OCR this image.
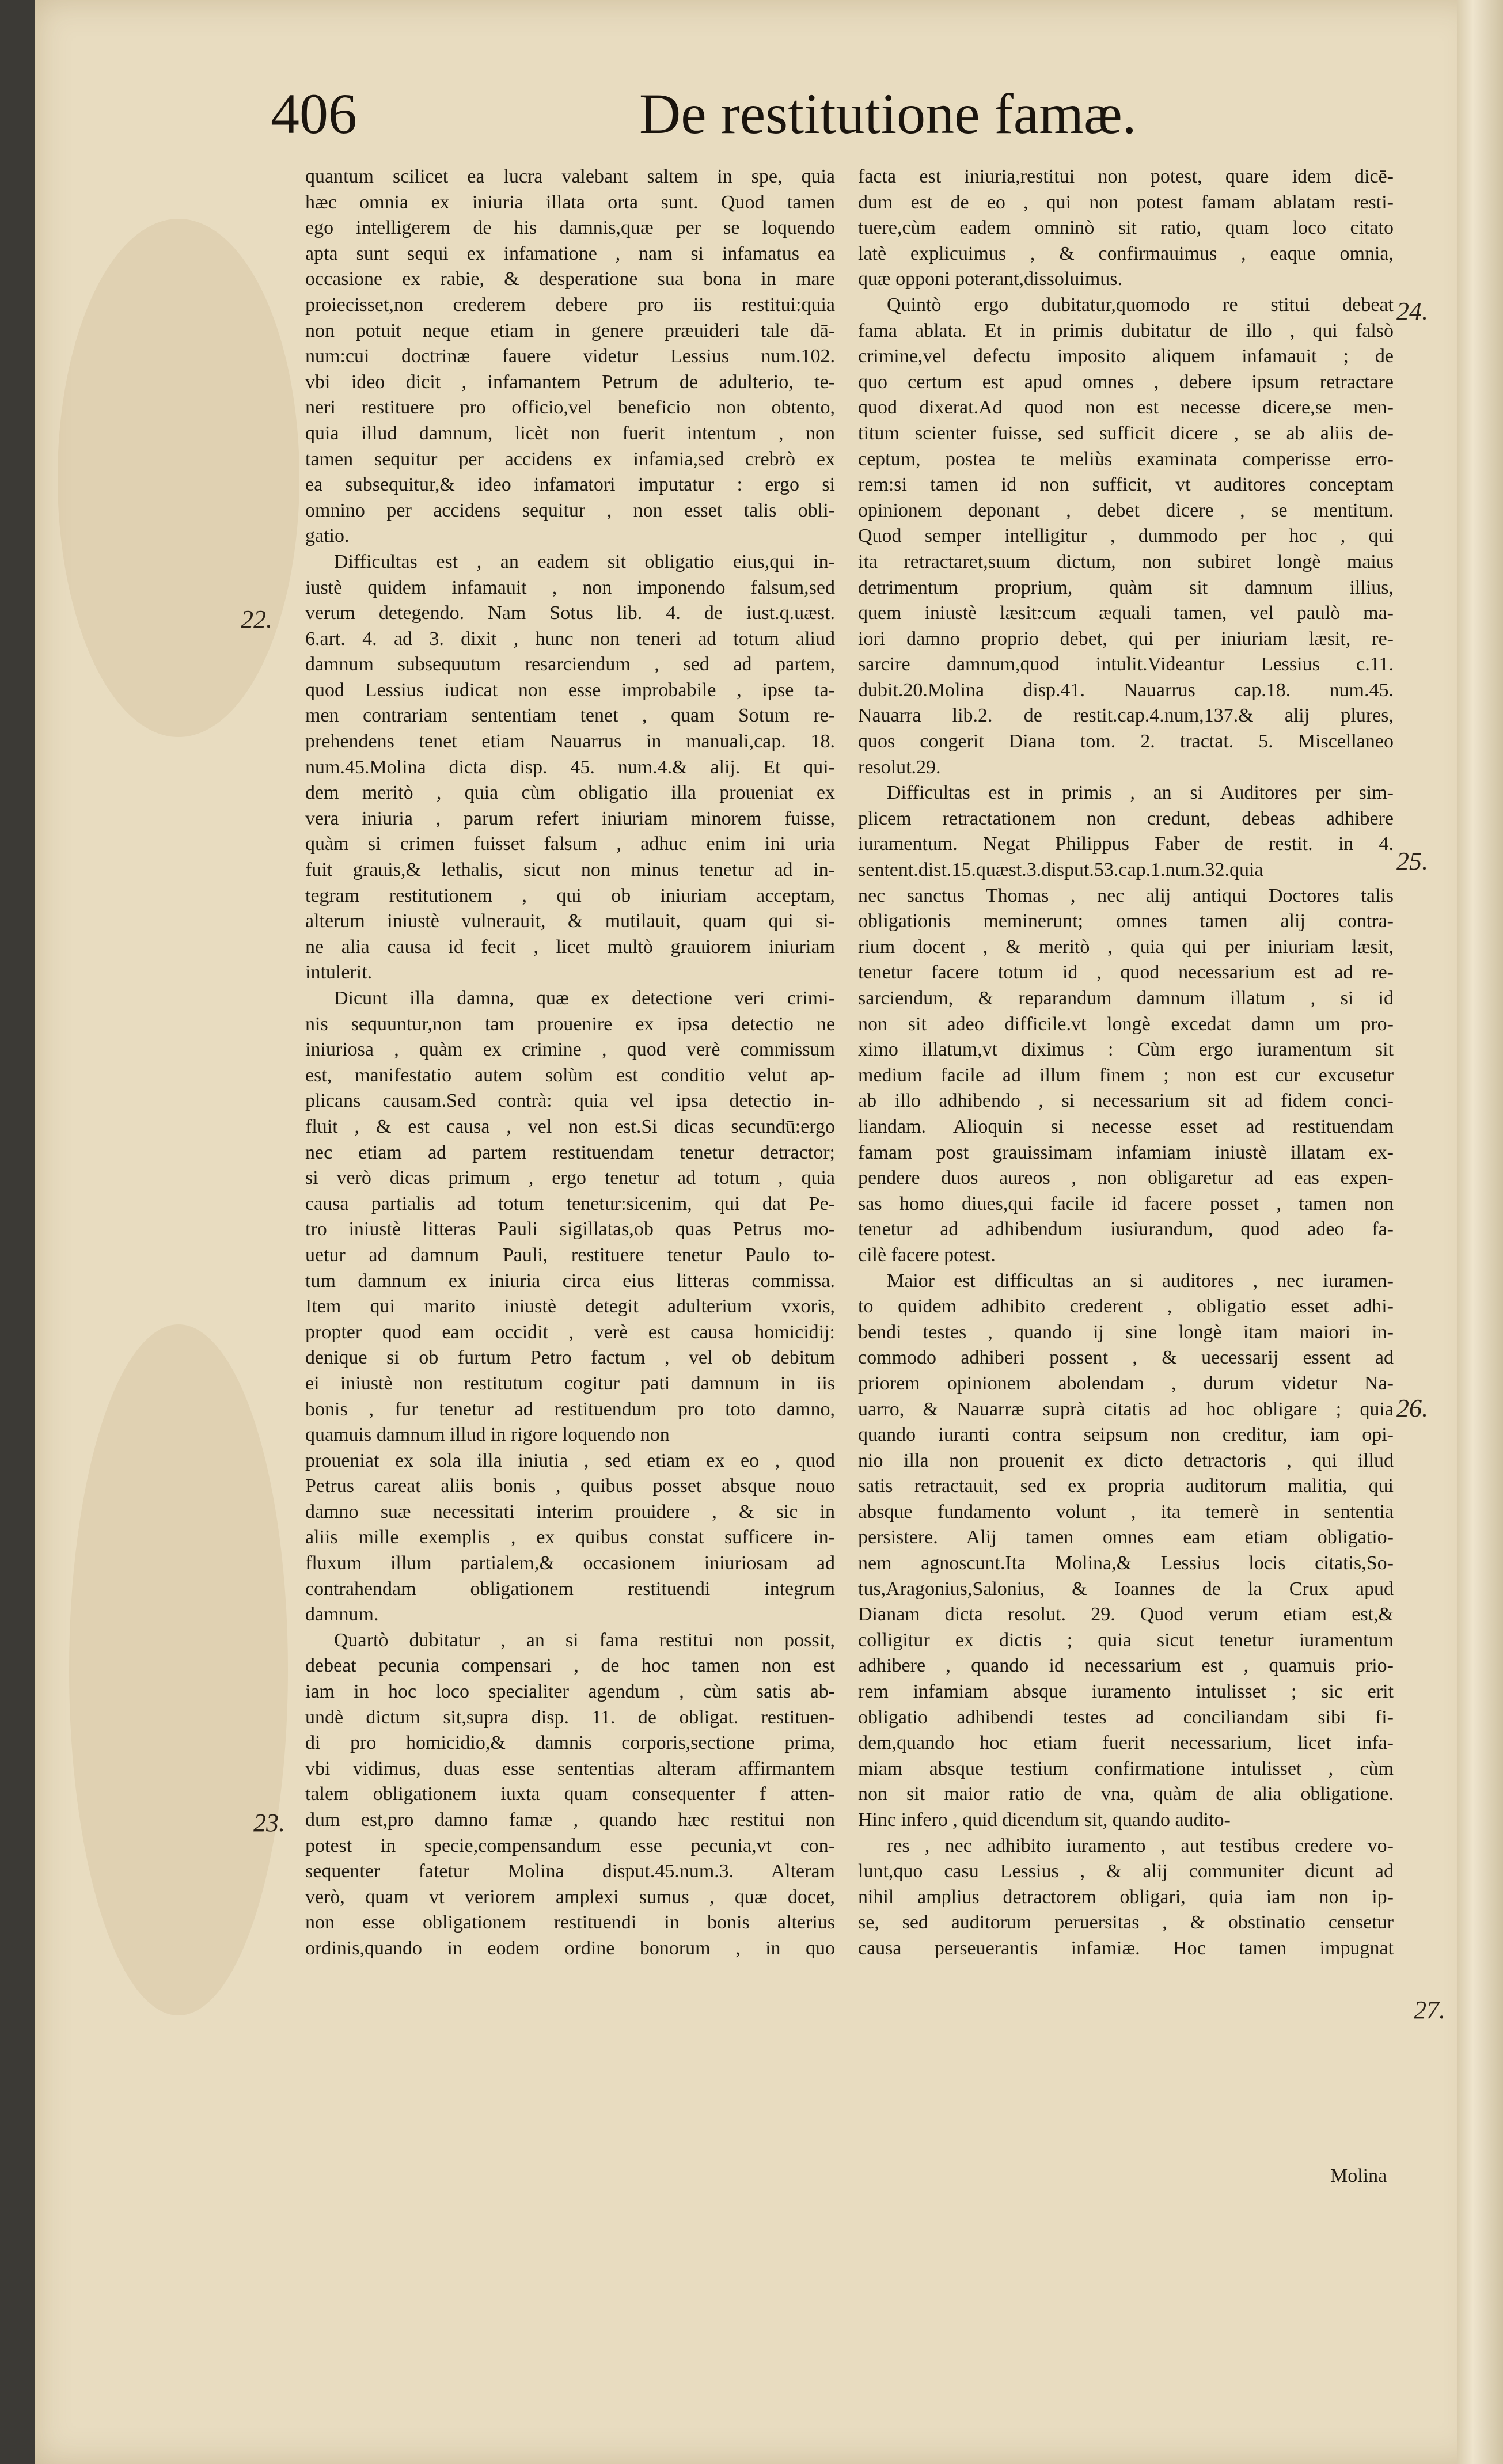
406	De restitutione famæ.
quantum scilicet ea lucra valebant saltem in spe, quia
hæc omnia ex iniuria illata orta sunt. Quod tamen
ego intelligerem de his damnis,quæ per se loquendo
apta sunt sequi ex infamatione , nam si infamatus ea
occasione ex rabie, & desperatione sua bona in mare
proiecisset,non crederem debere pro iis restitui:quia
non potuit neque etiam in genere præuideri tale dā-
num:cui doctrinæ fauere videtur Lessius num.102.
vbi ideo dicit , infamantem Petrum de adulterio, te-
neri restituere pro officio,vel beneficio non obtento,
quia illud damnum, licèt non fuerit intentum , non
tamen sequitur per accidens ex infamia,sed crebrò ex
ea subsequitur,& ideo infamatori imputatur : ergo si
omnino per accidens sequitur , non esset talis obli-
gatio.
Difficultas est , an eadem sit obligatio eius,qui in-
iustè quidem infamauit , non imponendo falsum,sed
verum detegendo. Nam Sotus lib. 4. de iust.q.uæst.
6.art. 4. ad 3. dixit , hunc non teneri ad totum aliud
damnum subsequutum resarciendum , sed ad partem,
quod Lessius iudicat non esse improbabile , ipse ta-
men contrariam sententiam tenet , quam Sotum re-
prehendens tenet etiam Nauarrus in manuali,cap. 18.
num.45.Molina dicta disp. 45. num.4.& alij. Et qui-
dem meritò , quia cùm obligatio illa proueniat ex
vera iniuria , parum refert iniuriam minorem fuisse,
quàm si crimen fuisset falsum , adhuc enim ini uria
fuit grauis,& lethalis, sicut non minus tenetur ad in-
tegram restitutionem , qui ob iniuriam acceptam,
alterum iniustè vulnerauit, & mutilauit, quam qui si-
ne alia causa id fecit , licet multò grauiorem iniuriam
intulerit.
Dicunt illa damna, quæ ex detectione veri crimi-
nis sequuntur,non tam prouenire ex ipsa detectio ne
iniuriosa , quàm ex crimine , quod verè commissum
est, manifestatio autem solùm est conditio velut ap-
plicans causam.Sed contrà: quia vel ipsa detectio in-
fluit , & est causa , vel non est.Si dicas secundū:ergo
nec etiam ad partem restituendam tenetur detractor;
si verò dicas primum , ergo tenetur ad totum , quia
causa partialis ad totum tenetur:sicenim, qui dat Pe-
tro iniustè litteras Pauli sigillatas,ob quas Petrus mo-
uetur ad damnum Pauli, restituere tenetur Paulo to-
tum damnum ex iniuria circa eius litteras commissa.
Item qui marito iniustè detegit adulterium vxoris,
propter quod eam occidit , verè est causa homicidij:
denique si ob furtum Petro factum , vel ob debitum
ei iniustè non restitutum cogitur pati damnum in iis
bonis , fur tenetur ad restituendum pro toto damno,
quamuis damnum illud in rigore loquendo non
proueniat ex sola illa iniutia , sed etiam ex eo , quod
Petrus careat aliis bonis , quibus posset absque nouo
damno suæ necessitati interim prouidere , & sic in
aliis mille exemplis , ex quibus constat sufficere in-
fluxum illum partialem,& occasionem iniuriosam ad
contrahendam obligationem restituendi integrum
damnum.
Quartò dubitatur , an si fama restitui non possit,
debeat pecunia compensari , de hoc tamen non est
iam in hoc loco specialiter agendum , cùm satis ab-
undè dictum sit,supra disp. 11. de obligat. restituen-
di pro homicidio,& damnis corporis,sectione prima,
vbi vidimus, duas esse sententias alteram affirmantem
talem obligationem iuxta quam consequenter f atten-
dum est,pro damno famæ , quando hæc restitui non
potest in specie,compensandum esse pecunia,vt con-
sequenter fatetur Molina disput.45.num.3. Alteram
verò, quam vt veriorem amplexi sumus , quæ docet,
non esse obligationem restituendi in bonis alterius
ordinis,quando in eodem ordine bonorum , in quo
facta est iniuria,restitui non potest, quare idem dicē-
dum est de eo , qui non potest famam ablatam resti-
tuere,cùm eadem omninò sit ratio, quam loco citato
latè explicuimus , & confirmauimus , eaque omnia,
quæ opponi poterant,dissoluimus.
Quintò ergo dubitatur,quomodo re stitui debeat
fama ablata. Et in primis dubitatur de illo , qui falsò
crimine,vel defectu imposito aliquem infamauit ; de
quo certum est apud omnes , debere ipsum retractare
quod dixerat.Ad quod non est necesse dicere,se men-
titum scienter fuisse, sed sufficit dicere , se ab aliis de-
ceptum, postea te meliùs examinata comperisse erro-
rem:si tamen id non sufficit, vt auditores conceptam
opinionem deponant , debet dicere , se mentitum.
Quod semper intelligitur , dummodo per hoc , qui
ita retractaret,suum dictum, non subiret longè maius
detrimentum proprium, quàm sit damnum illius,
quem iniustè læsit:cum æquali tamen, vel paulò ma-
iori damno proprio debet, qui per iniuriam læsit, re-
sarcire damnum,quod intulit.Videantur Lessius c.11.
dubit.20.Molina disp.41. Nauarrus cap.18. num.45.
Nauarra lib.2. de restit.cap.4.num,137.& alij plures,
quos congerit Diana tom. 2. tractat. 5. Miscellaneo
resolut.29.
Difficultas est in primis , an si Auditores per sim-
plicem retractationem non credunt, debeas adhibere
iuramentum. Negat Philippus Faber de restit. in 4.
sentent.dist.15.quæst.3.disput.53.cap.1.num.32.quia
nec sanctus Thomas , nec alij antiqui Doctores talis
obligationis meminerunt; omnes tamen alij contra-
rium docent , & meritò , quia qui per iniuriam læsit,
tenetur facere totum id , quod necessarium est ad re-
sarciendum, & reparandum damnum illatum , si id
non sit adeo difficile.vt longè excedat damn um pro-
ximo illatum,vt diximus : Cùm ergo iuramentum sit
medium facile ad illum finem ; non est cur excusetur
ab illo adhibendo , si necessarium sit ad fidem conci-
liandam. Alioquin si necesse esset ad restituendam
famam post grauissimam infamiam iniustè illatam ex-
pendere duos aureos , non obligaretur ad eas expen-
sas homo diues,qui facile id facere posset , tamen non
tenetur ad adhibendum iusiurandum, quod adeo fa-
cilè facere potest.
Maior est difficultas an si auditores , nec iuramen-
to quidem adhibito crederent , obligatio esset adhi-
bendi testes , quando ij sine longè itam maiori in-
commodo adhiberi possent , & uecessarij essent ad
priorem opinionem abolendam , durum videtur Na-
uarro, & Nauarræ suprà citatis ad hoc obligare ; quia
quando iuranti contra seipsum non creditur, iam opi-
nio illa non prouenit ex dicto detractoris , qui illud
satis retractauit, sed ex propria auditorum malitia, qui
absque fundamento volunt , ita temerè in sententia
persistere. Alij tamen omnes eam etiam obligatio-
nem agnoscunt.Ita Molina,& Lessius locis citatis,So-
tus,Aragonius,Salonius, & Ioannes de la Crux apud
Dianam dicta resolut. 29. Quod verum etiam est,&
colligitur ex dictis ; quia sicut tenetur iuramentum
adhibere , quando id necessarium est , quamuis prio-
rem infamiam absque iuramento intulisset ; sic erit
obligatio adhibendi testes ad conciliandam sibi fi-
dem,quando hoc etiam fuerit necessarium, licet infa-
miam absque testium confirmatione intulisset , cùm
non sit maior ratio de vna, quàm de alia obligatione.
Hinc infero , quid dicendum sit, quando audito-
res , nec adhibito iuramento , aut testibus credere vo-
lunt,quo casu Lessius , & alij communiter dicunt ad
nihil amplius detractorem obligari, quia iam non ip-
se, sed auditorum peruersitas , & obstinatio censetur
causa perseuerantis infamiæ. Hoc tamen impugnat
22.
23.
24.
25.
26.
27.
Molina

____

Write every record out again exactly; no pictures belong in the copy.

OCR this image.
406	De restitutione famæ.
quantum scilicet ea lucra valebant saltem in spe, quia
hæc omnia ex iniuria illata orta sunt. Quod tamen
ego intelligerem de his damnis,quæ per se loquendo
apta sunt sequi ex infamatione , nam si infamatus ea
occasione ex rabie, & desperatione sua bona in mare
proiecisset,non crederem debere pro iis restitui:quia
non potuit neque etiam in genere præuideri tale dā-
num:cui doctrinæ fauere videtur Lessius num.102.
vbi ideo dicit , infamantem Petrum de adulterio, te-
neri restituere pro officio,vel beneficio non obtento,
quia illud damnum, licèt non fuerit intentum , non
tamen sequitur per accidens ex infamia,sed crebrò ex
ea subsequitur,& ideo infamatori imputatur : ergo si
omnino per accidens sequitur , non esset talis obli-
gatio.
Difficultas est , an eadem sit obligatio eius,qui in-
iustè quidem infamauit , non imponendo falsum,sed
verum detegendo. Nam Sotus lib. 4. de iust.q.uæst.
6.art. 4. ad 3. dixit , hunc non teneri ad totum aliud
damnum subsequutum resarciendum , sed ad partem,
quod Lessius iudicat non esse improbabile , ipse ta-
men contrariam sententiam tenet , quam Sotum re-
prehendens tenet etiam Nauarrus in manuali,cap. 18.
num.45.Molina dicta disp. 45. num.4.& alij. Et qui-
dem meritò , quia cùm obligatio illa proueniat ex
vera iniuria , parum refert iniuriam minorem fuisse,
quàm si crimen fuisset falsum , adhuc enim ini uria
fuit grauis,& lethalis, sicut non minus tenetur ad in-
tegram restitutionem , qui ob iniuriam acceptam,
alterum iniustè vulnerauit, & mutilauit, quam qui si-
ne alia causa id fecit , licet multò grauiorem iniuriam
intulerit.
Dicunt illa damna, quæ ex detectione veri crimi-
nis sequuntur,non tam prouenire ex ipsa detectio ne
iniuriosa , quàm ex crimine , quod verè commissum
est, manifestatio autem solùm est conditio velut ap-
plicans causam.Sed contrà: quia vel ipsa detectio in-
fluit , & est causa , vel non est.Si dicas secundū:ergo
nec etiam ad partem restituendam tenetur detractor;
si verò dicas primum , ergo tenetur ad totum , quia
causa partialis ad totum tenetur:sicenim, qui dat Pe-
tro iniustè litteras Pauli sigillatas,ob quas Petrus mo-
uetur ad damnum Pauli, restituere tenetur Paulo to-
tum damnum ex iniuria circa eius litteras commissa.
Item qui marito iniustè detegit adulterium vxoris,
propter quod eam occidit , verè est causa homicidij:
denique si ob furtum Petro factum , vel ob debitum
ei iniustè non restitutum cogitur pati damnum in iis
bonis , fur tenetur ad restituendum pro toto damno,
quamuis damnum illud in rigore loquendo non
proueniat ex sola illa iniutia , sed etiam ex eo , quod
Petrus careat aliis bonis , quibus posset absque nouo
damno suæ necessitati interim prouidere , & sic in
aliis mille exemplis , ex quibus constat sufficere in-
fluxum illum partialem,& occasionem iniuriosam ad
contrahendam obligationem restituendi integrum
damnum.
Quartò dubitatur , an si fama restitui non possit,
debeat pecunia compensari , de hoc tamen non est
iam in hoc loco specialiter agendum , cùm satis ab-
undè dictum sit,supra disp. 11. de obligat. restituen-
di pro homicidio,& damnis corporis,sectione prima,
vbi vidimus, duas esse sententias alteram affirmantem
talem obligationem iuxta quam consequenter f atten-
dum est,pro damno famæ , quando hæc restitui non
potest in specie,compensandum esse pecunia,vt con-
sequenter fatetur Molina disput.45.num.3. Alteram
verò, quam vt veriorem amplexi sumus , quæ docet,
non esse obligationem restituendi in bonis alterius
ordinis,quando in eodem ordine bonorum , in quo
facta est iniuria,restitui non potest, quare idem dicē-
dum est de eo , qui non potest famam ablatam resti-
tuere,cùm eadem omninò sit ratio, quam loco citato
latè explicuimus , & confirmauimus , eaque omnia,
quæ opponi poterant,dissoluimus.
Quintò ergo dubitatur,quomodo re stitui debeat
fama ablata. Et in primis dubitatur de illo , qui falsò
crimine,vel defectu imposito aliquem infamauit ; de
quo certum est apud omnes , debere ipsum retractare
quod dixerat.Ad quod non est necesse dicere,se men-
titum scienter fuisse, sed sufficit dicere , se ab aliis de-
ceptum, postea te meliùs examinata comperisse erro-
rem:si tamen id non sufficit, vt auditores conceptam
opinionem deponant , debet dicere , se mentitum.
Quod semper intelligitur , dummodo per hoc , qui
ita retractaret,suum dictum, non subiret longè maius
detrimentum proprium, quàm sit damnum illius,
quem iniustè læsit:cum æquali tamen, vel paulò ma-
iori damno proprio debet, qui per iniuriam læsit, re-
sarcire damnum,quod intulit.Videantur Lessius c.11.
dubit.20.Molina disp.41. Nauarrus cap.18. num.45.
Nauarra lib.2. de restit.cap.4.num,137.& alij plures,
quos congerit Diana tom. 2. tractat. 5. Miscellaneo
resolut.29.
Difficultas est in primis , an si Auditores per sim-
plicem retractationem non credunt, debeas adhibere
iuramentum. Negat Philippus Faber de restit. in 4.
sentent.dist.15.quæst.3.disput.53.cap.1.num.32.quia
nec sanctus Thomas , nec alij antiqui Doctores talis
obligationis meminerunt; omnes tamen alij contra-
rium docent , & meritò , quia qui per iniuriam læsit,
tenetur facere totum id , quod necessarium est ad re-
sarciendum, & reparandum damnum illatum , si id
non sit adeo difficile.vt longè excedat damn um pro-
ximo illatum,vt diximus : Cùm ergo iuramentum sit
medium facile ad illum finem ; non est cur excusetur
ab illo adhibendo , si necessarium sit ad fidem conci-
liandam. Alioquin si necesse esset ad restituendam
famam post grauissimam infamiam iniustè illatam ex-
pendere duos aureos , non obligaretur ad eas expen-
sas homo diues,qui facile id facere posset , tamen non
tenetur ad adhibendum iusiurandum, quod adeo fa-
cilè facere potest.
Maior est difficultas an si auditores , nec iuramen-
to quidem adhibito crederent , obligatio esset adhi-
bendi testes , quando ij sine longè itam maiori in-
commodo adhiberi possent , & uecessarij essent ad
priorem opinionem abolendam , durum videtur Na-
uarro, & Nauarræ suprà citatis ad hoc obligare ; quia
quando iuranti contra seipsum non creditur, iam opi-
nio illa non prouenit ex dicto detractoris , qui illud
satis retractauit, sed ex propria auditorum malitia, qui
absque fundamento volunt , ita temerè in sententia
persistere. Alij tamen omnes eam etiam obligatio-
nem agnoscunt.Ita Molina,& Lessius locis citatis,So-
tus,Aragonius,Salonius, & Ioannes de la Crux apud
Dianam dicta resolut. 29. Quod verum etiam est,&
colligitur ex dictis ; quia sicut tenetur iuramentum
adhibere , quando id necessarium est , quamuis prio-
rem infamiam absque iuramento intulisset ; sic erit
obligatio adhibendi testes ad conciliandam sibi fi-
dem,quando hoc etiam fuerit necessarium, licet infa-
miam absque testium confirmatione intulisset , cùm
non sit maior ratio de vna, quàm de alia obligatione.
Hinc infero , quid dicendum sit, quando audito-
res , nec adhibito iuramento , aut testibus credere vo-
lunt,quo casu Lessius , & alij communiter dicunt ad
nihil amplius detractorem obligari, quia iam non ip-
se, sed auditorum peruersitas , & obstinatio censetur
causa perseuerantis infamiæ. Hoc tamen impugnat
22.
23.
24.
25.
26.
27.
Molina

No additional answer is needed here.